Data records
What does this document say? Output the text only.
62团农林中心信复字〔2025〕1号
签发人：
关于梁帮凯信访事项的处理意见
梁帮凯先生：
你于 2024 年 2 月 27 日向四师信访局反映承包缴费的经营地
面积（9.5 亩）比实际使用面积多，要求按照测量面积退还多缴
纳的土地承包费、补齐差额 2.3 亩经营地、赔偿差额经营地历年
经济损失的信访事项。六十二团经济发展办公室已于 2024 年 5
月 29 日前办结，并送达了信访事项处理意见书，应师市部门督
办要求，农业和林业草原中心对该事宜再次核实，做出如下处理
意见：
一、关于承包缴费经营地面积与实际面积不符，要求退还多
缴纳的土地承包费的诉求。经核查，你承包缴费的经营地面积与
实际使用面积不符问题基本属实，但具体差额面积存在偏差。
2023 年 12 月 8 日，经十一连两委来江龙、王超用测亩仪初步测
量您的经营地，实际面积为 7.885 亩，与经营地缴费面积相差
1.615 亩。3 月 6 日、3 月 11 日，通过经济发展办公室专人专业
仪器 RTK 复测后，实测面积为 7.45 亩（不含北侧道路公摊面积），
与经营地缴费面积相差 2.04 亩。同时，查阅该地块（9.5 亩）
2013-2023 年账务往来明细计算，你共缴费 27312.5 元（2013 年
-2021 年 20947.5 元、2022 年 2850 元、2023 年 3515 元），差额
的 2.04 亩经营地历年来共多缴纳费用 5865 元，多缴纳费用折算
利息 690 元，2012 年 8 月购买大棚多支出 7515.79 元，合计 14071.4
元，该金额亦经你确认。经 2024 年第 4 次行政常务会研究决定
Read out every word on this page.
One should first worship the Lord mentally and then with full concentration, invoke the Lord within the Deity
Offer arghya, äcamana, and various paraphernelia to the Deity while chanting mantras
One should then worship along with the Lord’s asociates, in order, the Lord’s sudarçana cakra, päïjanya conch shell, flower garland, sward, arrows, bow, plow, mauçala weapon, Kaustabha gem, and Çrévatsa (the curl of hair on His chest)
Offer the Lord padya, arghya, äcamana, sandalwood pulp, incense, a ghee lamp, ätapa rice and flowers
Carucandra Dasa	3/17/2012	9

PROBLEM
Give every line of the material again, exactly as it reads.

SOLUTION BELOW
What does this document say? Output the text only.
62团农林中心信复字〔2025〕1号
签发人：
关于梁帮凯信访事项的处理意见
梁帮凯先生：
你于 2024 年 2 月 27 日向四师信访局反映承包缴费的经营地
面积（9.5 亩）比实际使用面积多，要求按照测量面积退还多缴
纳的土地承包费、补齐差额 2.3 亩经营地、赔偿差额经营地历年
经济损失的信访事项。六十二团经济发展办公室已于 2024 年 5
月 29 日前办结，并送达了信访事项处理意见书，应师市部门督
办要求，农业和林业草原中心对该事宜再次核实，做出如下处理
意见：
一、关于承包缴费经营地面积与实际面积不符，要求退还多
缴纳的土地承包费的诉求。经核查，你承包缴费的经营地面积与
实际使用面积不符问题基本属实，但具体差额面积存在偏差。
2023 年 12 月 8 日，经十一连两委来江龙、王超用测亩仪初步测
量您的经营地，实际面积为 7.885 亩，与经营地缴费面积相差
1.615 亩。3 月 6 日、3 月 11 日，通过经济发展办公室专人专业
仪器 RTK 复测后，实测面积为 7.45 亩（不含北侧道路公摊面积），
与经营地缴费面积相差 2.04 亩。同时，查阅该地块（9.5 亩）
2013-2023 年账务往来明细计算，你共缴费 27312.5 元（2013 年
-2021 年 20947.5 元、2022 年 2850 元、2023 年 3515 元），差额
的 2.04 亩经营地历年来共多缴纳费用 5865 元，多缴纳费用折算
利息 690 元，2012 年 8 月购买大棚多支出 7515.79 元，合计 14071.4
元，该金额亦经你确认。经 2024 年第 4 次行政常务会研究决定
Read out every word on this page.
One should first worship the Lord mentally and then with full concentration, invoke the Lord within the Deity
Offer arghya, äcamana, and various paraphernelia to the Deity while chanting mantras
One should then worship along with the Lord’s asociates, in order, the Lord’s sudarçana cakra, päïjanya conch shell, flower garland, sward, arrows, bow, plow, mauçala weapon, Kaustabha gem, and Çrévatsa (the curl of hair on His chest)
Offer the Lord padya, arghya, äcamana, sandalwood pulp, incense, a ghee lamp, ätapa rice and flowers
Carucandra Dasa	3/17/2012	9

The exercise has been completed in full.